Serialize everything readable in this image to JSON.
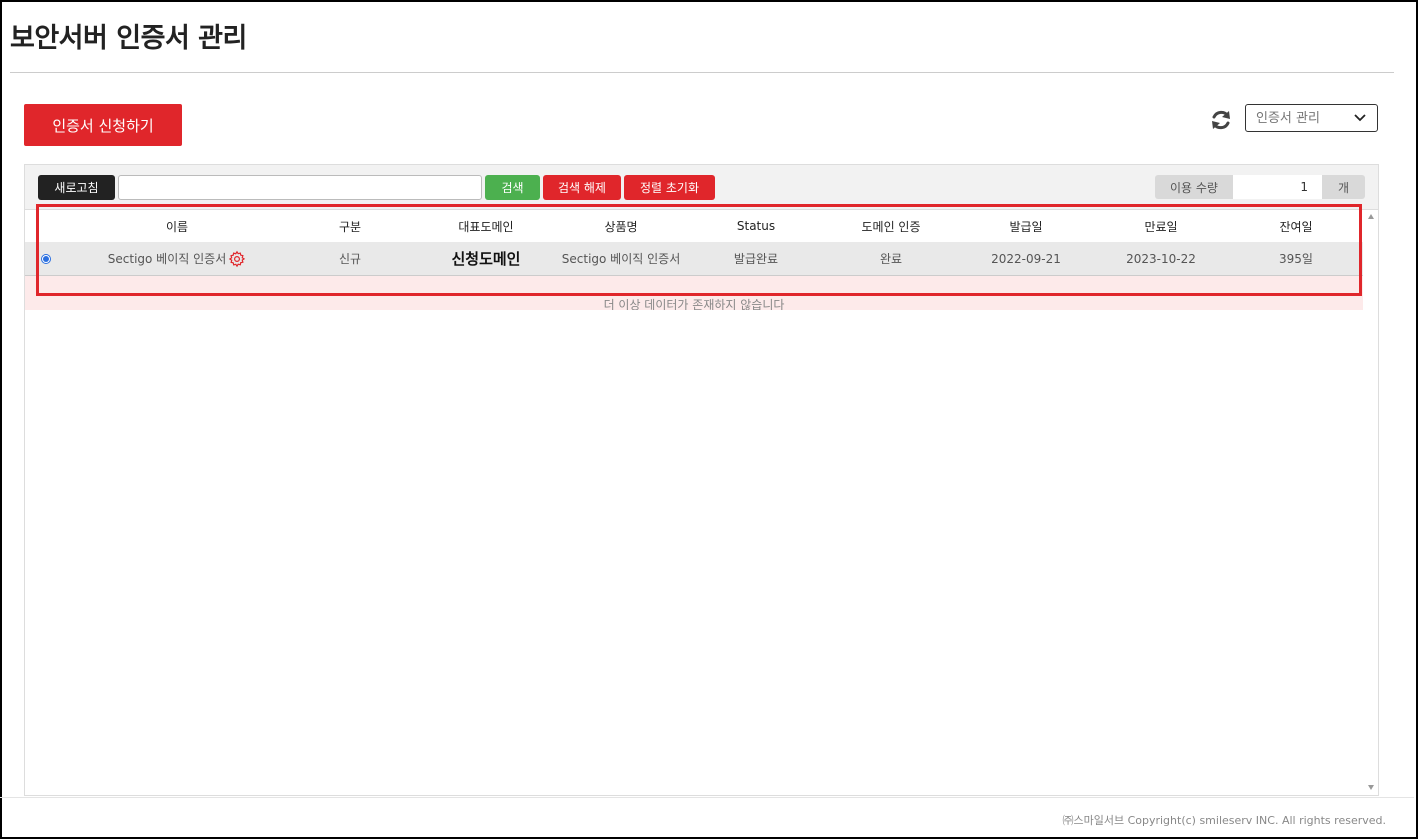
{
  "page": {
    "title": "보안서버 인증서 관리"
  },
  "actions": {
    "apply_label": "인증서 신청하기"
  },
  "top_controls": {
    "refresh_icon": "refresh-icon",
    "select_value": "인증서 관리"
  },
  "toolbar": {
    "refresh_label": "새로고침",
    "search_value": "",
    "search_label": "검색",
    "clear_search_label": "검색 해제",
    "reset_sort_label": "정렬 초기화",
    "usage_label": "이용 수량",
    "usage_value": "1",
    "usage_unit": "개"
  },
  "grid": {
    "headers": [
      "이름",
      "구분",
      "대표도메인",
      "상품명",
      "Status",
      "도메인 인증",
      "발급일",
      "만료일",
      "잔여일"
    ],
    "rows": [
      {
        "name": "Sectigo 베이직 인증서",
        "type": "신규",
        "domain": "신청도메인",
        "product": "Sectigo 베이직 인증서",
        "status": "발급완료",
        "domain_auth": "완료",
        "issued": "2022-09-21",
        "expires": "2023-10-22",
        "remaining": "395일"
      }
    ],
    "empty_message": "더 이상 데이터가 존재하지 않습니다"
  },
  "footer": {
    "copyright": "㈜스마일서브 Copyright(c) smileserv INC. All rights reserved."
  },
  "colors": {
    "accent_red": "#e0262b",
    "search_green": "#4cb04f",
    "dark_button": "#222222",
    "selected_row": "#e9e9e9",
    "empty_row": "#fdeaea"
  }
}
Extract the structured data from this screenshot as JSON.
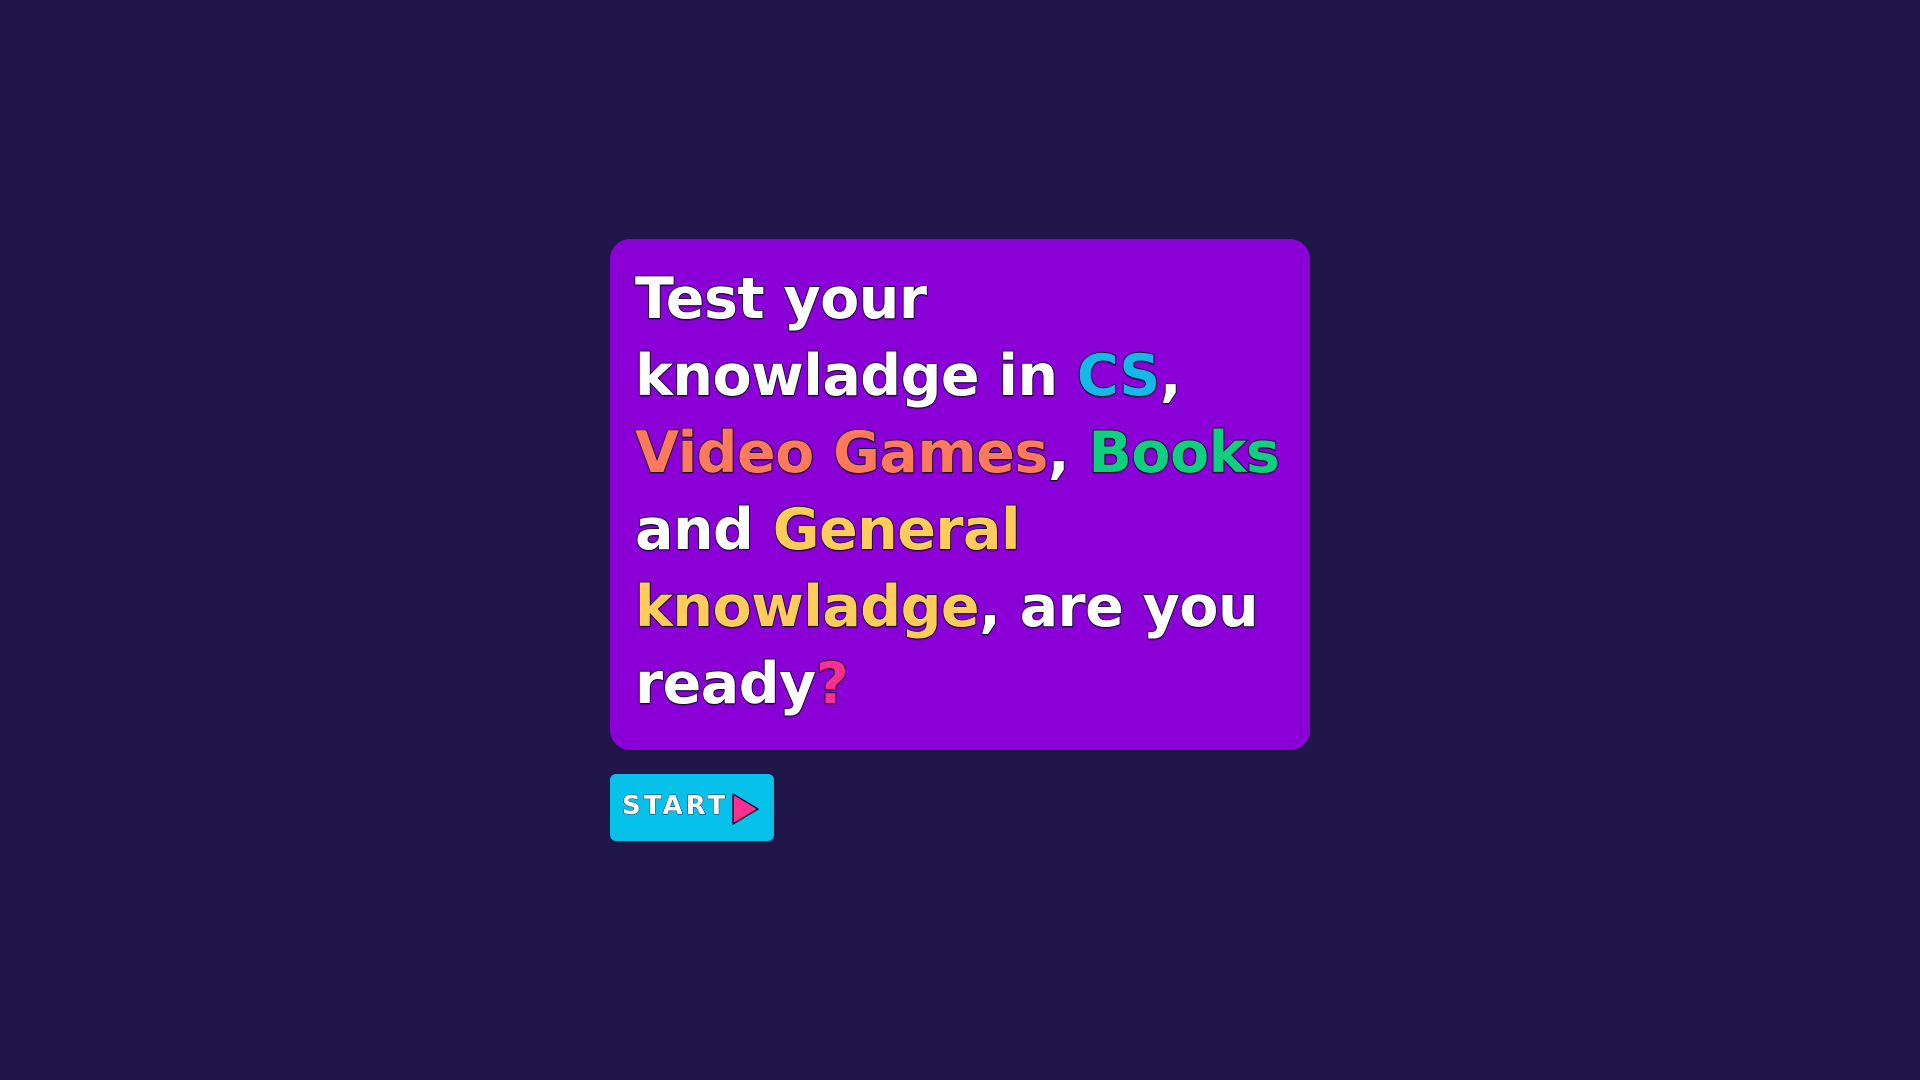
{
  "headline": {
    "segments": [
      "Test your knowladge in ",
      "CS",
      ", ",
      "Video Games",
      ", ",
      "Books",
      " and ",
      "General knowladge",
      ", are you ready",
      "?"
    ]
  },
  "start_button": {
    "label": "START",
    "icon": "play-icon"
  },
  "colors": {
    "background": "#21164a",
    "card": "#8b00d6",
    "button": "#06c1ea",
    "accent_cs": "#16b8e8",
    "accent_games": "#ff7a5c",
    "accent_books": "#10cf7e",
    "accent_general": "#ffcc5c",
    "accent_question": "#ff2f8f"
  }
}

- - - -

Your objective: Copy all the records above exactly, but leave out the pictures.

Solution to the exercise:
Serialize everything readable in this image to JSON.
{
  "page": {
    "title": "보안서버 인증서 관리"
  },
  "actions": {
    "apply_label": "인증서 신청하기"
  },
  "top_controls": {
    "refresh_icon": "refresh-icon",
    "select_value": "인증서 관리"
  },
  "toolbar": {
    "refresh_label": "새로고침",
    "search_value": "",
    "search_label": "검색",
    "clear_search_label": "검색 해제",
    "reset_sort_label": "정렬 초기화",
    "usage_label": "이용 수량",
    "usage_value": "1",
    "usage_unit": "개"
  },
  "grid": {
    "headers": [
      "이름",
      "구분",
      "대표도메인",
      "상품명",
      "Status",
      "도메인 인증",
      "발급일",
      "만료일",
      "잔여일"
    ],
    "rows": [
      {
        "name": "Sectigo 베이직 인증서",
        "type": "신규",
        "domain": "신청도메인",
        "product": "Sectigo 베이직 인증서",
        "status": "발급완료",
        "domain_auth": "완료",
        "issued": "2022-09-21",
        "expires": "2023-10-22",
        "remaining": "395일"
      }
    ],
    "empty_message": "더 이상 데이터가 존재하지 않습니다"
  },
  "footer": {
    "copyright": "㈜스마일서브 Copyright(c) smileserv INC. All rights reserved."
  },
  "colors": {
    "accent_red": "#e0262b",
    "search_green": "#4cb04f",
    "dark_button": "#222222",
    "selected_row": "#e9e9e9",
    "empty_row": "#fdeaea"
  }
}
Extract the structured data from this screenshot as JSON.
{
  "headline": {
    "segments": [
      "Test your knowladge in ",
      "CS",
      ", ",
      "Video Games",
      ", ",
      "Books",
      " and ",
      "General knowladge",
      ", are you ready",
      "?"
    ]
  },
  "start_button": {
    "label": "START",
    "icon": "play-icon"
  },
  "colors": {
    "background": "#21164a",
    "card": "#8b00d6",
    "button": "#06c1ea",
    "accent_cs": "#16b8e8",
    "accent_games": "#ff7a5c",
    "accent_books": "#10cf7e",
    "accent_general": "#ffcc5c",
    "accent_question": "#ff2f8f"
  }
}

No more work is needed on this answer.